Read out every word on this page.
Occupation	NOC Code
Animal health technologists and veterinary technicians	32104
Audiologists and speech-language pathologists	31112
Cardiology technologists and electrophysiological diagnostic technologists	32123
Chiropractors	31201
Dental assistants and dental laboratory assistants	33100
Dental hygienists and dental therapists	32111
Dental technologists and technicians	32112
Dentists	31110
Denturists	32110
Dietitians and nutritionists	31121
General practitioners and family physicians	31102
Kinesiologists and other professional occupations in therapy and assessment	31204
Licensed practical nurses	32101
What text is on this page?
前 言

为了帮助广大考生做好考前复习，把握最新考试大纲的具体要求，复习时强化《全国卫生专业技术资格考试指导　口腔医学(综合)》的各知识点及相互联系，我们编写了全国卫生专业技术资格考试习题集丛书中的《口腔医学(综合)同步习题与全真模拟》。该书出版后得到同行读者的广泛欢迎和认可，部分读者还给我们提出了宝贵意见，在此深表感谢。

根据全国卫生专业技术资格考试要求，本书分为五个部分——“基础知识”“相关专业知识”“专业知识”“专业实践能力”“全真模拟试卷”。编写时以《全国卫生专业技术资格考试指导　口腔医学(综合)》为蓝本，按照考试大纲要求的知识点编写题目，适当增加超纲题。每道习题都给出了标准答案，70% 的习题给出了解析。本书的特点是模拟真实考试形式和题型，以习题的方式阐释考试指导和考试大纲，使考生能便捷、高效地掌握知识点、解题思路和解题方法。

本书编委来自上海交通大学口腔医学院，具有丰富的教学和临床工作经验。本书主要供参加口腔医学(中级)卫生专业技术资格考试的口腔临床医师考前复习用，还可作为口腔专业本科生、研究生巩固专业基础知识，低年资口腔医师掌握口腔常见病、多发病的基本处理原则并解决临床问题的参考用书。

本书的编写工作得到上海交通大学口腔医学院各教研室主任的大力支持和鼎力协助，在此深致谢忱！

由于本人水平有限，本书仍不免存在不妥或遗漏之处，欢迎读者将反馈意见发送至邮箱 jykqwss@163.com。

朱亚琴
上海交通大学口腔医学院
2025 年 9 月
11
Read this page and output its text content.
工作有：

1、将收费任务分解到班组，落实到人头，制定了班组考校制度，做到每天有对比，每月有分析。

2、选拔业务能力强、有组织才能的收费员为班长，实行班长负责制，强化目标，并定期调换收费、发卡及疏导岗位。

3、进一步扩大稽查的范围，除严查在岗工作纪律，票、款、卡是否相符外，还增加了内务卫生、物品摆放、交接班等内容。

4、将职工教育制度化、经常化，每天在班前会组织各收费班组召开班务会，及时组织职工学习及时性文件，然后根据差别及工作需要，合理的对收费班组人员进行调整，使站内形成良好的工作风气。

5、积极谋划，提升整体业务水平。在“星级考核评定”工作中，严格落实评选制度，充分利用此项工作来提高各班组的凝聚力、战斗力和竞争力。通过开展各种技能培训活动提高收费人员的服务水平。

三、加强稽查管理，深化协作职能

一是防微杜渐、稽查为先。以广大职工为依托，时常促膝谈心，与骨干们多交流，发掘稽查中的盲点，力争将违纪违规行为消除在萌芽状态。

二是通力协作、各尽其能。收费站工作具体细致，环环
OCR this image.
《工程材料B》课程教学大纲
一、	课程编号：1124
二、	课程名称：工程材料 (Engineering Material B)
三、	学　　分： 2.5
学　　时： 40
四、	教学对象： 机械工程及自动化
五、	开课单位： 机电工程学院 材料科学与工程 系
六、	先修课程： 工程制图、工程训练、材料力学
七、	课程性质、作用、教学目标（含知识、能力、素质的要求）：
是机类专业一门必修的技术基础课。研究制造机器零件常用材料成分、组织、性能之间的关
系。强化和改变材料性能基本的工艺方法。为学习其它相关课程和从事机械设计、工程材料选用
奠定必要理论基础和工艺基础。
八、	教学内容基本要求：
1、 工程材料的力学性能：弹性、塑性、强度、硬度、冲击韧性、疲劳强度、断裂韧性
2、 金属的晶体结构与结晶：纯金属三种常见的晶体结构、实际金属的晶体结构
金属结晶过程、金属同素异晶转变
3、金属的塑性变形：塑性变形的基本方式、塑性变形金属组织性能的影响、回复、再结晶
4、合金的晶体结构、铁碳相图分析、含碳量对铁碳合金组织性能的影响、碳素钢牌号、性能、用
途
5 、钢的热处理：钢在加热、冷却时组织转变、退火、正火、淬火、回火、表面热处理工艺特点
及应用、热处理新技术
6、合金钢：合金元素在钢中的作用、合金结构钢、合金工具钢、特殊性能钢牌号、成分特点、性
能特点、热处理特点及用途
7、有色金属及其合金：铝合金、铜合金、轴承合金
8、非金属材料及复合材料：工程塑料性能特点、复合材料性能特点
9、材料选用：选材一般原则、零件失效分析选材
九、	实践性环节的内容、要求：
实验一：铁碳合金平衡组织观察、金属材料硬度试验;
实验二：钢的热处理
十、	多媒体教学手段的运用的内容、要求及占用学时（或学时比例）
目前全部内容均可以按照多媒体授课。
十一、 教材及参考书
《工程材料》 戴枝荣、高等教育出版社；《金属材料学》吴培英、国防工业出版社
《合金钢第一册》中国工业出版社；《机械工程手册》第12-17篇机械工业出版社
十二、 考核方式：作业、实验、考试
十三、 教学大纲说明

────────────────────

◆ **WORK TO COMPLETE**:
Reproduce the full listing word for word.

◆ **TASK SOLUTION**:
Read out every word on this page.
Occupation	NOC Code
Animal health technologists and veterinary technicians	32104
Audiologists and speech-language pathologists	31112
Cardiology technologists and electrophysiological diagnostic technologists	32123
Chiropractors	31201
Dental assistants and dental laboratory assistants	33100
Dental hygienists and dental therapists	32111
Dental technologists and technicians	32112
Dentists	31110
Denturists	32110
Dietitians and nutritionists	31121
General practitioners and family physicians	31102
Kinesiologists and other professional occupations in therapy and assessment	31204
Licensed practical nurses	32101
What text is on this page?
前 言

为了帮助广大考生做好考前复习，把握最新考试大纲的具体要求，复习时强化《全国卫生专业技术资格考试指导　口腔医学(综合)》的各知识点及相互联系，我们编写了全国卫生专业技术资格考试习题集丛书中的《口腔医学(综合)同步习题与全真模拟》。该书出版后得到同行读者的广泛欢迎和认可，部分读者还给我们提出了宝贵意见，在此深表感谢。

根据全国卫生专业技术资格考试要求，本书分为五个部分——“基础知识”“相关专业知识”“专业知识”“专业实践能力”“全真模拟试卷”。编写时以《全国卫生专业技术资格考试指导　口腔医学(综合)》为蓝本，按照考试大纲要求的知识点编写题目，适当增加超纲题。每道习题都给出了标准答案，70% 的习题给出了解析。本书的特点是模拟真实考试形式和题型，以习题的方式阐释考试指导和考试大纲，使考生能便捷、高效地掌握知识点、解题思路和解题方法。

本书编委来自上海交通大学口腔医学院，具有丰富的教学和临床工作经验。本书主要供参加口腔医学(中级)卫生专业技术资格考试的口腔临床医师考前复习用，还可作为口腔专业本科生、研究生巩固专业基础知识，低年资口腔医师掌握口腔常见病、多发病的基本处理原则并解决临床问题的参考用书。

本书的编写工作得到上海交通大学口腔医学院各教研室主任的大力支持和鼎力协助，在此深致谢忱！

由于本人水平有限，本书仍不免存在不妥或遗漏之处，欢迎读者将反馈意见发送至邮箱 jykqwss@163.com。

朱亚琴
上海交通大学口腔医学院
2025 年 9 月
11
Read this page and output its text content.
工作有：

1、将收费任务分解到班组，落实到人头，制定了班组考校制度，做到每天有对比，每月有分析。

2、选拔业务能力强、有组织才能的收费员为班长，实行班长负责制，强化目标，并定期调换收费、发卡及疏导岗位。

3、进一步扩大稽查的范围，除严查在岗工作纪律，票、款、卡是否相符外，还增加了内务卫生、物品摆放、交接班等内容。

4、将职工教育制度化、经常化，每天在班前会组织各收费班组召开班务会，及时组织职工学习及时性文件，然后根据差别及工作需要，合理的对收费班组人员进行调整，使站内形成良好的工作风气。

5、积极谋划，提升整体业务水平。在“星级考核评定”工作中，严格落实评选制度，充分利用此项工作来提高各班组的凝聚力、战斗力和竞争力。通过开展各种技能培训活动提高收费人员的服务水平。

三、加强稽查管理，深化协作职能

一是防微杜渐、稽查为先。以广大职工为依托，时常促膝谈心，与骨干们多交流，发掘稽查中的盲点，力争将违纪违规行为消除在萌芽状态。

二是通力协作、各尽其能。收费站工作具体细致，环环
OCR this image.
《工程材料B》课程教学大纲
一、	课程编号：1124
二、	课程名称：工程材料 (Engineering Material B)
三、	学　　分： 2.5
学　　时： 40
四、	教学对象： 机械工程及自动化
五、	开课单位： 机电工程学院 材料科学与工程 系
六、	先修课程： 工程制图、工程训练、材料力学
七、	课程性质、作用、教学目标（含知识、能力、素质的要求）：
是机类专业一门必修的技术基础课。研究制造机器零件常用材料成分、组织、性能之间的关
系。强化和改变材料性能基本的工艺方法。为学习其它相关课程和从事机械设计、工程材料选用
奠定必要理论基础和工艺基础。
八、	教学内容基本要求：
1、 工程材料的力学性能：弹性、塑性、强度、硬度、冲击韧性、疲劳强度、断裂韧性
2、 金属的晶体结构与结晶：纯金属三种常见的晶体结构、实际金属的晶体结构
金属结晶过程、金属同素异晶转变
3、金属的塑性变形：塑性变形的基本方式、塑性变形金属组织性能的影响、回复、再结晶
4、合金的晶体结构、铁碳相图分析、含碳量对铁碳合金组织性能的影响、碳素钢牌号、性能、用
途
5 、钢的热处理：钢在加热、冷却时组织转变、退火、正火、淬火、回火、表面热处理工艺特点
及应用、热处理新技术
6、合金钢：合金元素在钢中的作用、合金结构钢、合金工具钢、特殊性能钢牌号、成分特点、性
能特点、热处理特点及用途
7、有色金属及其合金：铝合金、铜合金、轴承合金
8、非金属材料及复合材料：工程塑料性能特点、复合材料性能特点
9、材料选用：选材一般原则、零件失效分析选材
九、	实践性环节的内容、要求：
实验一：铁碳合金平衡组织观察、金属材料硬度试验;
实验二：钢的热处理
十、	多媒体教学手段的运用的内容、要求及占用学时（或学时比例）
目前全部内容均可以按照多媒体授课。
十一、 教材及参考书
《工程材料》 戴枝荣、高等教育出版社；《金属材料学》吴培英、国防工业出版社
《合金钢第一册》中国工业出版社；《机械工程手册》第12-17篇机械工业出版社
十二、 考核方式：作业、实验、考试
十三、 教学大纲说明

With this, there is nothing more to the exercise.